**Work instructions**: Gather every line holding the string "mean".

··········

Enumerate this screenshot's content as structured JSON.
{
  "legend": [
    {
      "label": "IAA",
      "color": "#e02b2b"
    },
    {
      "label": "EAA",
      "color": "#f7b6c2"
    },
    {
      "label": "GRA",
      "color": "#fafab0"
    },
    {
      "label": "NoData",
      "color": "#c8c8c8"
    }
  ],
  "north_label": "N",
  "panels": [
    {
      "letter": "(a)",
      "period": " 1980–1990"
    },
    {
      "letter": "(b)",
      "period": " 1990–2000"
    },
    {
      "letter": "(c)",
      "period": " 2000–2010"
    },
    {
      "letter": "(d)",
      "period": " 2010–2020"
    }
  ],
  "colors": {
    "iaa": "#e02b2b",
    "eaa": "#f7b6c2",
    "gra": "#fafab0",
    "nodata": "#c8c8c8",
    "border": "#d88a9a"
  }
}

··········

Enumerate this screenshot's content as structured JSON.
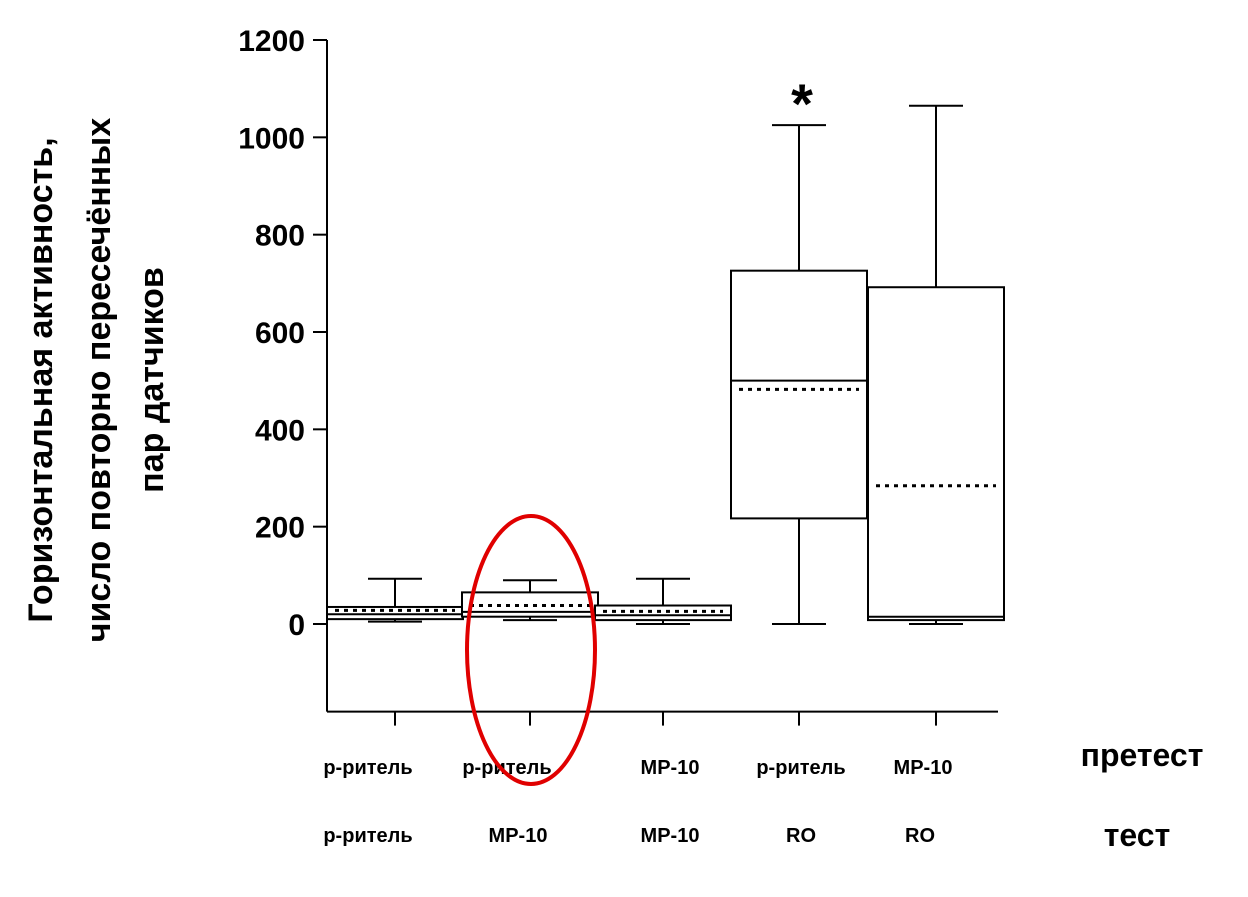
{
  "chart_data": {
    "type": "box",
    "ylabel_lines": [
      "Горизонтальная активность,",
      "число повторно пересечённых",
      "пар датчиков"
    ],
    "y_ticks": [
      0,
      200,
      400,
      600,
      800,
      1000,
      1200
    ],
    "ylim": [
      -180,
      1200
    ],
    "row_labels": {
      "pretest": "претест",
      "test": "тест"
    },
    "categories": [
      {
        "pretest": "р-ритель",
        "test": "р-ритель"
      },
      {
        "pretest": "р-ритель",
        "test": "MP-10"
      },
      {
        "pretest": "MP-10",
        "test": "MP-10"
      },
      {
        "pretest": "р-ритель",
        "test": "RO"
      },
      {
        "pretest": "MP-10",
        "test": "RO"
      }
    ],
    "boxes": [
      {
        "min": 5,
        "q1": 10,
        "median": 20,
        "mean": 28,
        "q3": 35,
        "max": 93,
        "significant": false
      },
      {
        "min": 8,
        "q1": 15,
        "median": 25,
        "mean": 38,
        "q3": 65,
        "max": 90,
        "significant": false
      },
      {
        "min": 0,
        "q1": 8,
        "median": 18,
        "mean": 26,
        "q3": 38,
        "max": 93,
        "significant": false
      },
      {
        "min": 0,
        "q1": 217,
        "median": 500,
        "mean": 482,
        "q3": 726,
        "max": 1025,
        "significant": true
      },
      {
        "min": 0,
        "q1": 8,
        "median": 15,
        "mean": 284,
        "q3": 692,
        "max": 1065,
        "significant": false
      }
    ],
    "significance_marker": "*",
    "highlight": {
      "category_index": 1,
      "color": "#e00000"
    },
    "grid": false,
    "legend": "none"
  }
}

··········

**Result of the task**:
        "mean": 28,
        "mean": 38,
        "mean": 26,
        "mean": 482,
        "mean": 284,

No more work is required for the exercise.